[Records from a data collection]
★ ★ ★

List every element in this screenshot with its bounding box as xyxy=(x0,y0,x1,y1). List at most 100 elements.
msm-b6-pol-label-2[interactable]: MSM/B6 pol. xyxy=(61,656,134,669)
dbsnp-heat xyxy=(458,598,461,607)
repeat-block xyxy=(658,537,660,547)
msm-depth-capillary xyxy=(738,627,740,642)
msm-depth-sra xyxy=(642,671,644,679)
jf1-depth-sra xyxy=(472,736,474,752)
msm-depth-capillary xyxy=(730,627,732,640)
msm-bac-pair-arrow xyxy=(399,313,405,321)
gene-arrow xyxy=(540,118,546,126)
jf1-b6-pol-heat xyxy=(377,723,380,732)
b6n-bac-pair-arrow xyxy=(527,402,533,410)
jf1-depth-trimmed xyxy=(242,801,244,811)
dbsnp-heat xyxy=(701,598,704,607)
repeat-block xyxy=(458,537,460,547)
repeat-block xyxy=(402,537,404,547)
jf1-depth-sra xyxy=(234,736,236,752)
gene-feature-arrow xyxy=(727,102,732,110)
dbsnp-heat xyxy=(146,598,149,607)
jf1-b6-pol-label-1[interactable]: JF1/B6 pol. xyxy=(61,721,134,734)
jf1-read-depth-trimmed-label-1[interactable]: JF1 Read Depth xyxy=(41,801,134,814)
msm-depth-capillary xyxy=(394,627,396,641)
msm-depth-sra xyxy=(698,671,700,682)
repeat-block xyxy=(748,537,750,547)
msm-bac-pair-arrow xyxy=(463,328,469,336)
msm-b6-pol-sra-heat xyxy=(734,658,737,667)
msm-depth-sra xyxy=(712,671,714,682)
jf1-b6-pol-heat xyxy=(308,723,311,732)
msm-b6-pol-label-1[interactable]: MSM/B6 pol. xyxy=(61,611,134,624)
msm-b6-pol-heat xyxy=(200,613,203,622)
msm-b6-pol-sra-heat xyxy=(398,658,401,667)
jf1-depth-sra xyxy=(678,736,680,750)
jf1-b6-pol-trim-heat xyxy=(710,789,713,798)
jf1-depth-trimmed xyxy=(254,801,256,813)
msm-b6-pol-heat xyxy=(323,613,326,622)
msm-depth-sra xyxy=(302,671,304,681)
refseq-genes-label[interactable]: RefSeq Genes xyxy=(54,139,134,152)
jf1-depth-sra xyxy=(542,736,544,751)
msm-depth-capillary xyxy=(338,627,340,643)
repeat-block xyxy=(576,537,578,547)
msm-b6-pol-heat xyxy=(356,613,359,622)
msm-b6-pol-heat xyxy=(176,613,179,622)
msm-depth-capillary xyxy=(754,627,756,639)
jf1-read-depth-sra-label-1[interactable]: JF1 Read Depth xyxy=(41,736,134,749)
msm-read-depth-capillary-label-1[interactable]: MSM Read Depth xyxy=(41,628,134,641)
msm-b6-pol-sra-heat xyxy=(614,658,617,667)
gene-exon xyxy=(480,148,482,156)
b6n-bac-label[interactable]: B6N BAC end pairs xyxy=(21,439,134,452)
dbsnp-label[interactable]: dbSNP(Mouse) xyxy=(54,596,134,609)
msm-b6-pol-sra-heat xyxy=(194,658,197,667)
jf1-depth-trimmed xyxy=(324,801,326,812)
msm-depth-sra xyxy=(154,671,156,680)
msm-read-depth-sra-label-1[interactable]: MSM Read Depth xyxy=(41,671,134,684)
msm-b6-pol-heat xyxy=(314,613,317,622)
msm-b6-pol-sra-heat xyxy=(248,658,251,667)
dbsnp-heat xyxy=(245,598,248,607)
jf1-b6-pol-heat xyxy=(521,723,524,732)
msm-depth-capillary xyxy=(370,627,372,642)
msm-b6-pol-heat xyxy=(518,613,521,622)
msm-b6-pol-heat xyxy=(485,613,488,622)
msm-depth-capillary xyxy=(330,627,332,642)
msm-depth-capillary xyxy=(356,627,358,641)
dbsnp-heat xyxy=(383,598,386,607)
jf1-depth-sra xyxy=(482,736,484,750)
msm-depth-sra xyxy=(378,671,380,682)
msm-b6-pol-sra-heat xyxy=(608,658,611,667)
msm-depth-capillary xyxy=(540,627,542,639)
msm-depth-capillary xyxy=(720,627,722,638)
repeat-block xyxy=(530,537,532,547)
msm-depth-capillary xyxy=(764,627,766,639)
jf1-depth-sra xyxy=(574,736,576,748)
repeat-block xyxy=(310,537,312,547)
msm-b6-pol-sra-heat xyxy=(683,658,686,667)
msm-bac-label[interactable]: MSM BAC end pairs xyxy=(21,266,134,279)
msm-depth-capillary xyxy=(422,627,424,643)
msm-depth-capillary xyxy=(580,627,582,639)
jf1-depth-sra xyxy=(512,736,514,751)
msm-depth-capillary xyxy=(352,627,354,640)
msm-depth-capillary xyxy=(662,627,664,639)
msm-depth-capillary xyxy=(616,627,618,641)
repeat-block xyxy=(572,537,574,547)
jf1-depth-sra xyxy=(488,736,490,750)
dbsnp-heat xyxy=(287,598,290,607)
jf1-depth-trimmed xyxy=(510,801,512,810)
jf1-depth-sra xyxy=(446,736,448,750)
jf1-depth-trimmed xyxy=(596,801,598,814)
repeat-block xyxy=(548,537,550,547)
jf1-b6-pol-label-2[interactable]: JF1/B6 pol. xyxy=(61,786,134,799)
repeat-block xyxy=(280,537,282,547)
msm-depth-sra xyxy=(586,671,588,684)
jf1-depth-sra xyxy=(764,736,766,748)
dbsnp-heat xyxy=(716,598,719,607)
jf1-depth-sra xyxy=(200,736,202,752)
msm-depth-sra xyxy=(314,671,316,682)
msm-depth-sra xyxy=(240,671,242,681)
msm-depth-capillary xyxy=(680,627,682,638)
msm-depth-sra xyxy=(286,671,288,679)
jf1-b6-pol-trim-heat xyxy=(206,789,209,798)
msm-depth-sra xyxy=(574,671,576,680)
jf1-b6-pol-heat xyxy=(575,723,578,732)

★ ★ ★

WHAT IS EXPECTED: Every line above with the string "arrow" in it should be copied into the answer.

FINISHED TASK:
msm-bac-pair-arrow xyxy=(399,313,405,321)
gene-arrow xyxy=(540,118,546,126)
b6n-bac-pair-arrow xyxy=(527,402,533,410)
gene-feature-arrow xyxy=(727,102,732,110)
msm-bac-pair-arrow xyxy=(463,328,469,336)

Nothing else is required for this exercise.